* **Directions for this task**
In the listing that follows, count each line where the word "cleaning" appears; write nothing but the count.

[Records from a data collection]
□ □ □ □ □ □ □

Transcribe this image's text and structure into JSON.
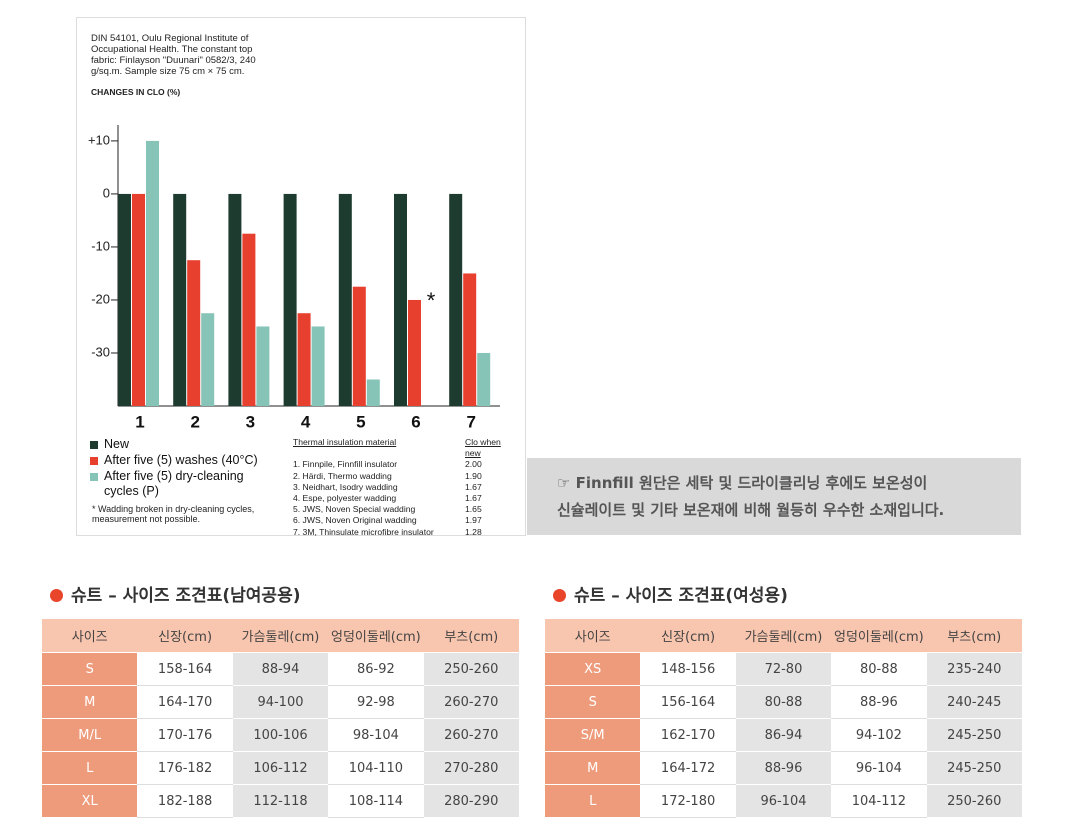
{
  "chart_data": {
    "type": "bar",
    "source_note": "DIN 54101, Oulu Regional Institute of Occupational Health. The constant top fabric: Finlayson \"Duunari\" 0582/3, 240 g/sq.m. Sample size 75 cm × 75 cm.",
    "y_label": "CHANGES IN CLO (%)",
    "categories": [
      "1",
      "2",
      "3",
      "4",
      "5",
      "6",
      "7"
    ],
    "series": [
      {
        "name": "New",
        "color": "#1d3b2f",
        "values": [
          0,
          0,
          0,
          0,
          0,
          0,
          0
        ]
      },
      {
        "name": "After five (5) washes (40°C)",
        "color": "#e8402e",
        "values": [
          0,
          -12.5,
          -7.5,
          -22.5,
          -17.5,
          -20,
          -15
        ]
      },
      {
        "name": "After five (5) dry-cleaning cycles (P)",
        "color": "#86c4b8",
        "values": [
          10,
          -22.5,
          -25,
          -25,
          -35,
          null,
          -30
        ]
      }
    ],
    "ylim": [
      -40,
      13
    ],
    "yticks": [
      {
        "value": 10,
        "label": "+10"
      },
      0,
      -10,
      -20,
      -30
    ],
    "grid": false,
    "annotation": "*",
    "footnote": "* Wadding broken in dry-cleaning cycles, measurement not possible.",
    "material_table": {
      "headers": [
        "Thermal insulation material",
        "Clo when new"
      ],
      "rows": [
        [
          "1. Finnpile, Finnfill insulator",
          "2.00"
        ],
        [
          "2. Härdi, Thermo wadding",
          "1.90"
        ],
        [
          "3. Neidhart, Isodry wadding",
          "1.67"
        ],
        [
          "4. Espe, polyester wadding",
          "1.67"
        ],
        [
          "5. JWS, Noven Special wadding",
          "1.65"
        ],
        [
          "6. JWS, Noven Original wadding",
          "1.97"
        ],
        [
          "7. 3M, Thinsulate microfibre insulator",
          "1.28"
        ]
      ]
    }
  },
  "note": {
    "lines": [
      "☞ Finnfill  원단은 세탁 및 드라이클리닝 후에도 보온성이",
      "신슐레이트 및 기타 보온재에 비해 월등히 우수한 소재입니다."
    ]
  },
  "tables": [
    {
      "title": "슈트 – 사이즈 조견표(남여공용)",
      "headers": [
        "사이즈",
        "신장(cm)",
        "가슴둘레(cm)",
        "엉덩이둘레(cm)",
        "부츠(cm)"
      ],
      "rows": [
        [
          "S",
          "158-164",
          "88-94",
          "86-92",
          "250-260"
        ],
        [
          "M",
          "164-170",
          "94-100",
          "92-98",
          "260-270"
        ],
        [
          "M/L",
          "170-176",
          "100-106",
          "98-104",
          "260-270"
        ],
        [
          "L",
          "176-182",
          "106-112",
          "104-110",
          "270-280"
        ],
        [
          "XL",
          "182-188",
          "112-118",
          "108-114",
          "280-290"
        ]
      ]
    },
    {
      "title": "슈트 – 사이즈 조견표(여성용)",
      "headers": [
        "사이즈",
        "신장(cm)",
        "가슴둘레(cm)",
        "엉덩이둘레(cm)",
        "부츠(cm)"
      ],
      "rows": [
        [
          "XS",
          "148-156",
          "72-80",
          "80-88",
          "235-240"
        ],
        [
          "S",
          "156-164",
          "80-88",
          "88-96",
          "240-245"
        ],
        [
          "S/M",
          "162-170",
          "86-94",
          "94-102",
          "245-250"
        ],
        [
          "M",
          "164-172",
          "88-96",
          "96-104",
          "245-250"
        ],
        [
          "L",
          "172-180",
          "96-104",
          "104-112",
          "250-260"
        ]
      ]
    }
  ]
}
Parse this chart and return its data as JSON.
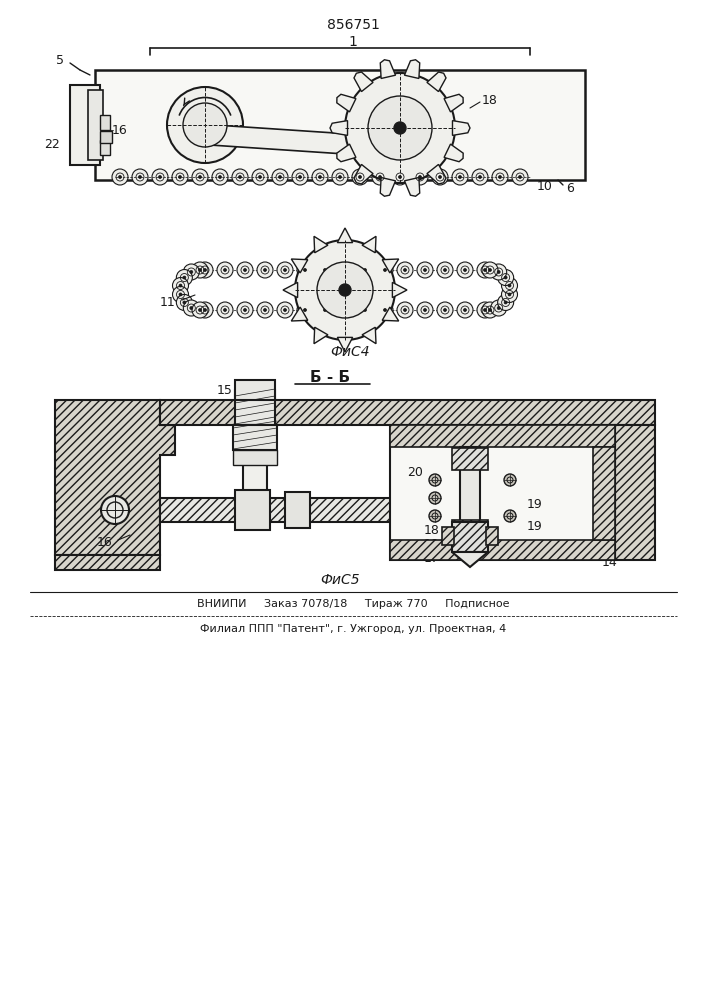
{
  "patent_number": "856751",
  "fig4_label": "ФиС4",
  "fig5_label": "ФиС5",
  "section_label": "Б - Б",
  "footer_line1": "ВНИИПИ     Заказ 7078/18     Тираж 770     Подписное",
  "footer_line2": "Филиал ППП \"Патент\", г. Ужгород, ул. Проектная, 4",
  "bg_color": "#ffffff",
  "line_color": "#1a1a1a"
}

□ □ □ □ □ □ □

* **Task answer**
2